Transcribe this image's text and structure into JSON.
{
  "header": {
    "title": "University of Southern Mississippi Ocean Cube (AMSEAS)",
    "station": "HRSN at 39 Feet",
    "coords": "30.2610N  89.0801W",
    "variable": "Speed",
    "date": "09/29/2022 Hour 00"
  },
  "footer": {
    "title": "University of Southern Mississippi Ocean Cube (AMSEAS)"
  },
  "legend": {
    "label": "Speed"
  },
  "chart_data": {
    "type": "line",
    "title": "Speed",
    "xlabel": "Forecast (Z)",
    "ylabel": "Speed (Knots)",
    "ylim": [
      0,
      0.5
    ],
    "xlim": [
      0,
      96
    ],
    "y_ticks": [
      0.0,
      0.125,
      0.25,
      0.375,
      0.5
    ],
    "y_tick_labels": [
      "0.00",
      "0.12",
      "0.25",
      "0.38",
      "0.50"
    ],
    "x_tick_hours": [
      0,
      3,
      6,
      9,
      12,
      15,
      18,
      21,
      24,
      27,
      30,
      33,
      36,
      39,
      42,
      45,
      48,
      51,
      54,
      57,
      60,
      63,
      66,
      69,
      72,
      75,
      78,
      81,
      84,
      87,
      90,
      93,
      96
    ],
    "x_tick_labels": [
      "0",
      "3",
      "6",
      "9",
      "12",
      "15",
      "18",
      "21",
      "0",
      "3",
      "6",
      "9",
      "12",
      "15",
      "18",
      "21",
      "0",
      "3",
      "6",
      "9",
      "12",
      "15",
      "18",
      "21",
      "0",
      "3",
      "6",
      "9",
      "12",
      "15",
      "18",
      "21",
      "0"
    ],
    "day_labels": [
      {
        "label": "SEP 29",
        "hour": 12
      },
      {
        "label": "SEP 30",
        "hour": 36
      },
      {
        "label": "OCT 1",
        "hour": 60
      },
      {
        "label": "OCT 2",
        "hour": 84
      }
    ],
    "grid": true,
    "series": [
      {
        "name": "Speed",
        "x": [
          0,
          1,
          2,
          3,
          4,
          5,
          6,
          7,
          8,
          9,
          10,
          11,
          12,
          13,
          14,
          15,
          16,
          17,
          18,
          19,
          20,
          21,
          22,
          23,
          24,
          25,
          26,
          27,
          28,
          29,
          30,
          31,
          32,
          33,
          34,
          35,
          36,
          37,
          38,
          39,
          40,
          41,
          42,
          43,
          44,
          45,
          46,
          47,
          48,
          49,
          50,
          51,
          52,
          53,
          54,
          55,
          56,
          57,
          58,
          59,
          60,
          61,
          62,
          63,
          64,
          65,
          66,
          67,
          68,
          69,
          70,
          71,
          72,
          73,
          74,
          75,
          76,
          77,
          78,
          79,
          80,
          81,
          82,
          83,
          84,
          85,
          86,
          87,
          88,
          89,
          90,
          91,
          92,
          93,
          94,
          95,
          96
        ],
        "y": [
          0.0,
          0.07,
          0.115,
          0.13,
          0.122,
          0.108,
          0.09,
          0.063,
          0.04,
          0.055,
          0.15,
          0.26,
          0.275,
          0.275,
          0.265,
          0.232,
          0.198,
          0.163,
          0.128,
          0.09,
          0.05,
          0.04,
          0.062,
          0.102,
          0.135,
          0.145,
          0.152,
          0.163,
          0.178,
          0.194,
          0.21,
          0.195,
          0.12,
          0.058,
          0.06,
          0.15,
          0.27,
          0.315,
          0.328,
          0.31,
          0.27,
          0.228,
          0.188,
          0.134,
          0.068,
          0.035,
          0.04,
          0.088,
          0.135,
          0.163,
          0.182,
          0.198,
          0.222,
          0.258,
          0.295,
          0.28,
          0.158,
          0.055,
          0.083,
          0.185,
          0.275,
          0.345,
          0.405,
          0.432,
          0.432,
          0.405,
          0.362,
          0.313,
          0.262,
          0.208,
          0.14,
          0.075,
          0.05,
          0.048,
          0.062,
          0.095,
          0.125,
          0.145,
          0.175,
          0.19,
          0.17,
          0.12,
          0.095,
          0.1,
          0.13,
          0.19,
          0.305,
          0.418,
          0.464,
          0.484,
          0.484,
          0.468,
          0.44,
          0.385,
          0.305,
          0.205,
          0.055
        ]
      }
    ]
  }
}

Written task — Within the data above, count the lines that contain the string "Ocean"; the reply is the number alone.

The answer — 2